**What to do**
Check each line of the records below and collect those holding "name".

[Figure record extracts]

——

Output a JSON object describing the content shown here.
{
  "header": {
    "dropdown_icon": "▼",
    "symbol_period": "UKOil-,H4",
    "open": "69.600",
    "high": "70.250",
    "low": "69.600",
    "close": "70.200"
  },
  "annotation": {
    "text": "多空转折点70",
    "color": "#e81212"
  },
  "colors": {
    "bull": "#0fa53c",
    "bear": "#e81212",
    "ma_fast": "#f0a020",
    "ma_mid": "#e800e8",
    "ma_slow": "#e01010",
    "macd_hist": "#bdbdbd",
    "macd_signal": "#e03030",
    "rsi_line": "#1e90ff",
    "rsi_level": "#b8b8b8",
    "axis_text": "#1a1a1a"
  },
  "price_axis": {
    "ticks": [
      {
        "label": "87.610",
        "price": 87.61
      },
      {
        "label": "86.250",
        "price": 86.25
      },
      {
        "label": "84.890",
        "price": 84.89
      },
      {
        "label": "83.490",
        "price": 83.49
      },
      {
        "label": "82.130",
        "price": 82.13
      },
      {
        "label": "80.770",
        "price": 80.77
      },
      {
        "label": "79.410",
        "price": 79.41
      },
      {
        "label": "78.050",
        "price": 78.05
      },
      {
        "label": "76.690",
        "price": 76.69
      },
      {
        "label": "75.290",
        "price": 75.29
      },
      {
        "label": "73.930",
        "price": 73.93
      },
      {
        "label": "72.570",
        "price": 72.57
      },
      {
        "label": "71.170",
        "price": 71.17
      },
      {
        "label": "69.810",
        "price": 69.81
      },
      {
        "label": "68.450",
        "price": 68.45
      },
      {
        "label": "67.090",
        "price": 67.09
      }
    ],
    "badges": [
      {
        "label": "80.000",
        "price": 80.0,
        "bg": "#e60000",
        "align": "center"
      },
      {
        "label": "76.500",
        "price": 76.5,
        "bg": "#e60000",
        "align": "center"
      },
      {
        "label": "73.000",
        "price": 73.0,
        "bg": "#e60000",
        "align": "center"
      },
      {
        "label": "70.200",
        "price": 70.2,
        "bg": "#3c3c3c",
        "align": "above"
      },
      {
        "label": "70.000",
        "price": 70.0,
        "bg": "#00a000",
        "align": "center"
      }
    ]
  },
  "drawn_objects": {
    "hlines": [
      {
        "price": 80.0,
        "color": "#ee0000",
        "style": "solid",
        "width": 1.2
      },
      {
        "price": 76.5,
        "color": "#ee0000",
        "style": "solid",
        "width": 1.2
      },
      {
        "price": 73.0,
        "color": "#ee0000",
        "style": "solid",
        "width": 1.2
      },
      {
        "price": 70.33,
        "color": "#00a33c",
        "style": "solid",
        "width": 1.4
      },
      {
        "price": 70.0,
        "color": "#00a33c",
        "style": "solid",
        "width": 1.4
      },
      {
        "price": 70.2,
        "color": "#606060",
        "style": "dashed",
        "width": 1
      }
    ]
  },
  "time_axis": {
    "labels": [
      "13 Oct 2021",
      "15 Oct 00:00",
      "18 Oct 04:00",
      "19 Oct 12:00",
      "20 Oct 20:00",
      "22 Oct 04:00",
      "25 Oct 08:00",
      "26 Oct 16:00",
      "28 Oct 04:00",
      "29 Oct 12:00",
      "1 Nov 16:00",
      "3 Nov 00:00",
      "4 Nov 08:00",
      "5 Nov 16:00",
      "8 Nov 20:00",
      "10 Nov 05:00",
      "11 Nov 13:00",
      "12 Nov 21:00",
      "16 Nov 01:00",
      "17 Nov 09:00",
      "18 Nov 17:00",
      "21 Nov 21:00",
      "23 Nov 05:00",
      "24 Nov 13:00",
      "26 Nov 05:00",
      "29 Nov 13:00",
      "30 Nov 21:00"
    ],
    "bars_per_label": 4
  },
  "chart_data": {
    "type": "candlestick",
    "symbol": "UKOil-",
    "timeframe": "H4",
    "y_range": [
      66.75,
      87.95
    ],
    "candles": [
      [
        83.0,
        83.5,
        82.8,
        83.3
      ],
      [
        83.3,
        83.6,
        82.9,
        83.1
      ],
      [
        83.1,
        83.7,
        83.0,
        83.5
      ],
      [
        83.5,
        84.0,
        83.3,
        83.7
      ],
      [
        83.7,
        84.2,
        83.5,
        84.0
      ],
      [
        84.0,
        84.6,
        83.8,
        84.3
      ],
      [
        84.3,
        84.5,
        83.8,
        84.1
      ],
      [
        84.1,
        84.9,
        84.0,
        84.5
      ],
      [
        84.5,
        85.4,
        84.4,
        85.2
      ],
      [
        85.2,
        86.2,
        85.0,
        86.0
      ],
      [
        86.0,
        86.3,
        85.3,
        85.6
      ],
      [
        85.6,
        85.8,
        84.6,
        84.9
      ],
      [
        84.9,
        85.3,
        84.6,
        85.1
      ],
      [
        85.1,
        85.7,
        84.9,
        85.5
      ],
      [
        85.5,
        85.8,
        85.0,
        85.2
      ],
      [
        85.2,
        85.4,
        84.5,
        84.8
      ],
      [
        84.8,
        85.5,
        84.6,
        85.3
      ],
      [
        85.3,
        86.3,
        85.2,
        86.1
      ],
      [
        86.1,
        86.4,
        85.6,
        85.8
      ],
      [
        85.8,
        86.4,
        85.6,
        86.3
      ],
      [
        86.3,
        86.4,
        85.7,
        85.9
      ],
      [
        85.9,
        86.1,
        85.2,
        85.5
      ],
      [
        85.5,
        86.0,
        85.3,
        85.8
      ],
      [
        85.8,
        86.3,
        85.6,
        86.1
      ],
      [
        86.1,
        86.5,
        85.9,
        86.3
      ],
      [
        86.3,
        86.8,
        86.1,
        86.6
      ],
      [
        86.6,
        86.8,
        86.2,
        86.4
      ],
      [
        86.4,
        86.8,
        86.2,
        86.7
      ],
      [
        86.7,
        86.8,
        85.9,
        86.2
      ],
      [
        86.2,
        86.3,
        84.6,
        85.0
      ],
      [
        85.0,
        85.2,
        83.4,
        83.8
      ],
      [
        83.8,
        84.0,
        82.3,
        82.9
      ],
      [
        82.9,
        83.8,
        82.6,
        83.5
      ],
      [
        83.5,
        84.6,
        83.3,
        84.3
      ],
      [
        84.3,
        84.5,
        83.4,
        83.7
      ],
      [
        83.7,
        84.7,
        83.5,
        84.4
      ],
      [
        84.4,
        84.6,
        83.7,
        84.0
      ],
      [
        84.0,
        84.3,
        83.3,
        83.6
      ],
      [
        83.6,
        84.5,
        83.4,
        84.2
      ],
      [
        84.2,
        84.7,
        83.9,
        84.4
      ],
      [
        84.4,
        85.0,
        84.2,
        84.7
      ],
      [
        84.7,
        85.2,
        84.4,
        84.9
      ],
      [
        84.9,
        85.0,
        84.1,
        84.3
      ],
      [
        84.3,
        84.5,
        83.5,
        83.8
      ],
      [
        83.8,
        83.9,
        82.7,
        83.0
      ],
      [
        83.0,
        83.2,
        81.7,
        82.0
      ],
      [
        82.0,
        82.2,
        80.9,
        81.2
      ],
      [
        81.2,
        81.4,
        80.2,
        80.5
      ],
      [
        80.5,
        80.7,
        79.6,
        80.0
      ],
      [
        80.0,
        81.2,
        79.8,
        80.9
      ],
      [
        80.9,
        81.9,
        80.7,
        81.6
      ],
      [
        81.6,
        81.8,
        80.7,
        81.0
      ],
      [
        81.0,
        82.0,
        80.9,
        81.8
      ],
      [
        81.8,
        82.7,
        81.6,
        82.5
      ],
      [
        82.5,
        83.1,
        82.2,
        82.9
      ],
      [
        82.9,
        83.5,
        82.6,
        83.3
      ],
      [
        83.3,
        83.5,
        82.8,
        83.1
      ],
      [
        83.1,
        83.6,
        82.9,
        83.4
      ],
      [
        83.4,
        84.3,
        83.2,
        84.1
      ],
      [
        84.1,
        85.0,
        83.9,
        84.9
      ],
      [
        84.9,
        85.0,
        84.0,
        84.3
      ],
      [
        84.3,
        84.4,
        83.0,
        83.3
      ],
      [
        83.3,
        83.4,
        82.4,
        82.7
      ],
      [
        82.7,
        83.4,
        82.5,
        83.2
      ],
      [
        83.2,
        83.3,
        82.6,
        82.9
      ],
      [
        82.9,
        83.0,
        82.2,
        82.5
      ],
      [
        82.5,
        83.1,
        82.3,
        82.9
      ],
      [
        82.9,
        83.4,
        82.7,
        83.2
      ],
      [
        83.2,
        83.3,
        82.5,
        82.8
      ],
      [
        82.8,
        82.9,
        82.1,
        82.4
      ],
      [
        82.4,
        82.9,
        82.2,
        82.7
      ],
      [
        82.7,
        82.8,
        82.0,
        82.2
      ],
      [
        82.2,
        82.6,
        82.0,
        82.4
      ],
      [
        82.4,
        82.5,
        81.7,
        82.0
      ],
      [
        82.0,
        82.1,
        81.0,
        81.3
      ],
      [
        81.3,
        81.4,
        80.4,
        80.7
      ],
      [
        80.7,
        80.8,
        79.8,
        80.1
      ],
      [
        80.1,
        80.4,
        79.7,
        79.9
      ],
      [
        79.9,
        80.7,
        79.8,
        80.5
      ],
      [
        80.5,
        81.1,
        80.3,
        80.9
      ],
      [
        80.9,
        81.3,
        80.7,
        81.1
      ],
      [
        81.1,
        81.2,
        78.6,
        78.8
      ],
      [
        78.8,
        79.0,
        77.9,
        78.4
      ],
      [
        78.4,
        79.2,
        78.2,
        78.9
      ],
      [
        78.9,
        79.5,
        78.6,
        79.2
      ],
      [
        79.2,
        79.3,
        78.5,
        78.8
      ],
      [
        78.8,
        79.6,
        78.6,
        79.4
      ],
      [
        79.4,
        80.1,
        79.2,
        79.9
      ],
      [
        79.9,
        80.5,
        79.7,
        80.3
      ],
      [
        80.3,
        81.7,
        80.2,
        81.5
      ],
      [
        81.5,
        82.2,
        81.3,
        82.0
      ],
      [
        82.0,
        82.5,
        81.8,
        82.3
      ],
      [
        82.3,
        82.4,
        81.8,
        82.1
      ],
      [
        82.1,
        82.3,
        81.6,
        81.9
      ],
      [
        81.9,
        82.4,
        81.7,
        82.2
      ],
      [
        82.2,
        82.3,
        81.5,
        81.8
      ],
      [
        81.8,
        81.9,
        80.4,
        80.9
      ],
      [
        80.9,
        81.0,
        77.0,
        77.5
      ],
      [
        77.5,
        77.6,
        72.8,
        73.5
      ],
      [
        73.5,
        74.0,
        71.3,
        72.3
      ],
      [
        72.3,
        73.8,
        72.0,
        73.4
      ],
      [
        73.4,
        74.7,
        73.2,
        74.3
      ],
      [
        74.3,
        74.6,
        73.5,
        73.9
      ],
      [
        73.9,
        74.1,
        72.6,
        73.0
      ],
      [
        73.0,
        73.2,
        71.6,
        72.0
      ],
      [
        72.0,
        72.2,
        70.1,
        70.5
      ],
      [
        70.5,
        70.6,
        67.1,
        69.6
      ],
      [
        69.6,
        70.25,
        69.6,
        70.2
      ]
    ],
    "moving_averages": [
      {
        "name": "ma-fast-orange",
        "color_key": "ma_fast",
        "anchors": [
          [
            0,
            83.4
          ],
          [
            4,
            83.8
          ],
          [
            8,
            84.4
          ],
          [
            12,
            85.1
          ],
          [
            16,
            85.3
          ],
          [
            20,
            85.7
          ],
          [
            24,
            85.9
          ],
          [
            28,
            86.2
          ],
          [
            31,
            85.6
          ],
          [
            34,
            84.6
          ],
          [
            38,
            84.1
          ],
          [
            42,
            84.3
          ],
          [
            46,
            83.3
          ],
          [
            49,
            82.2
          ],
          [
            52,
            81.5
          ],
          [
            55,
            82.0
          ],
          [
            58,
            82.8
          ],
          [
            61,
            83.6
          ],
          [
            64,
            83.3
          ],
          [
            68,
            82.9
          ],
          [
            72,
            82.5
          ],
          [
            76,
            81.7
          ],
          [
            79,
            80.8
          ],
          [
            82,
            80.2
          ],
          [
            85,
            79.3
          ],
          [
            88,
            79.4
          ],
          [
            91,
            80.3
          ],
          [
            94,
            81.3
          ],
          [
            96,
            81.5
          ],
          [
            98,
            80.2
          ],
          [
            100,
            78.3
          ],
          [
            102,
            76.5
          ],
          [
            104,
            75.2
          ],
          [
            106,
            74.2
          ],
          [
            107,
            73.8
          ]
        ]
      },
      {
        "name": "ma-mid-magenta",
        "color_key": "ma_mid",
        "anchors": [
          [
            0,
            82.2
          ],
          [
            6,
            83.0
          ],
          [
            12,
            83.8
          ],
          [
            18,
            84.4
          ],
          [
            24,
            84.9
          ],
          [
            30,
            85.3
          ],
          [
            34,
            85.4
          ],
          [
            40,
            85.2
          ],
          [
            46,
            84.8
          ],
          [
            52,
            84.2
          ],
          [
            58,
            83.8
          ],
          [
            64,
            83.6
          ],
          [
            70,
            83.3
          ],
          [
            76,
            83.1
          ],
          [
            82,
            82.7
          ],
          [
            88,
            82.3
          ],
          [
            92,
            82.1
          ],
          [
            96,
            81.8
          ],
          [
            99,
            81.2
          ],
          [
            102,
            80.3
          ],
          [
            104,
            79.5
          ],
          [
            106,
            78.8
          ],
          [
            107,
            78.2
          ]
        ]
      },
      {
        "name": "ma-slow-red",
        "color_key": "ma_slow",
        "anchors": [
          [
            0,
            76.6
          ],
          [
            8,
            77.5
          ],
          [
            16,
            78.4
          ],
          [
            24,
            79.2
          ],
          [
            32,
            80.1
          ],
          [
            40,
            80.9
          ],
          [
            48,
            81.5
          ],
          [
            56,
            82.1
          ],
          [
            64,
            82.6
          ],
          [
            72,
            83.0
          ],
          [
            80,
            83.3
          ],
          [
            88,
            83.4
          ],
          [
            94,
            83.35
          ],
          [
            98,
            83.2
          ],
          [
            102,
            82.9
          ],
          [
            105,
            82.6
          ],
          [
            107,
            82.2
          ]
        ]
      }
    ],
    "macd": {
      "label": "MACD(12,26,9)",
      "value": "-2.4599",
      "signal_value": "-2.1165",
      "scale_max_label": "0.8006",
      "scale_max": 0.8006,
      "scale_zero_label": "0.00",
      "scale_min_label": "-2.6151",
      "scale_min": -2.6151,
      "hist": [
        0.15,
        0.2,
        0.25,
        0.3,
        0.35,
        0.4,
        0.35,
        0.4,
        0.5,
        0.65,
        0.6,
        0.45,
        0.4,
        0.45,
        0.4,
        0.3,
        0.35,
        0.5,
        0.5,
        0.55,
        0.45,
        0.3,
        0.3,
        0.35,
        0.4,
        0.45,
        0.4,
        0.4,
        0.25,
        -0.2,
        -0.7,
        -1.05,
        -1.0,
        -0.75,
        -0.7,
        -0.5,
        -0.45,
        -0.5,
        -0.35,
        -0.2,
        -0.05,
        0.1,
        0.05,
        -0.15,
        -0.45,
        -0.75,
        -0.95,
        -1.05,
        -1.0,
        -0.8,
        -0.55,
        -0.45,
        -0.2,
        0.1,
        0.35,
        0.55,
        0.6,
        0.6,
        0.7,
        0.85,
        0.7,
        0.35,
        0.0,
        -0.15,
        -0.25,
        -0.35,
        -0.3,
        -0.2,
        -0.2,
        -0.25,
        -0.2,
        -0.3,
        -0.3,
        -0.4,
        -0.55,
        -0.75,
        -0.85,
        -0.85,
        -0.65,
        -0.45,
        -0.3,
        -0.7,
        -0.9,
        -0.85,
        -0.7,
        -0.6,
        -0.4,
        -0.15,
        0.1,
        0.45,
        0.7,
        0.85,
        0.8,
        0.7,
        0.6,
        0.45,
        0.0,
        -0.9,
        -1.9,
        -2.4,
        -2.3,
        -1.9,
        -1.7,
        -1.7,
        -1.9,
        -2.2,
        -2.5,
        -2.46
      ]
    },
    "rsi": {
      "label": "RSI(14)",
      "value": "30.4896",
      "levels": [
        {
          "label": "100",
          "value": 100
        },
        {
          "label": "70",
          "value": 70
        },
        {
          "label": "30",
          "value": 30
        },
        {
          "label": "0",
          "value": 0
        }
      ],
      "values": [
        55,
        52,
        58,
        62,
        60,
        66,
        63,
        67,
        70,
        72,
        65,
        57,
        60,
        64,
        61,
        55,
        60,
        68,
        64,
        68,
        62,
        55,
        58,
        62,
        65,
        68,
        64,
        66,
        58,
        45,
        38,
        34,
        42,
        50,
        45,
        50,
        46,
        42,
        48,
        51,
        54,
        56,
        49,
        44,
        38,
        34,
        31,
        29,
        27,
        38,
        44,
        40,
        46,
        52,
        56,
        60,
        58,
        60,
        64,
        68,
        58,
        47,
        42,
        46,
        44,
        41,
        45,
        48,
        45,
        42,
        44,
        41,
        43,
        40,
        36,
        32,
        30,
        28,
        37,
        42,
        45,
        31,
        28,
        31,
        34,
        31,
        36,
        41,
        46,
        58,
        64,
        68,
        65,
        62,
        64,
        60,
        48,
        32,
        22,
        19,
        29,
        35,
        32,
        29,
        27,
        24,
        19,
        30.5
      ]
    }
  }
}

——

**Worked answer**
        "name": "ma-fast-orange",
        "name": "ma-mid-magenta",
        "name": "ma-slow-red",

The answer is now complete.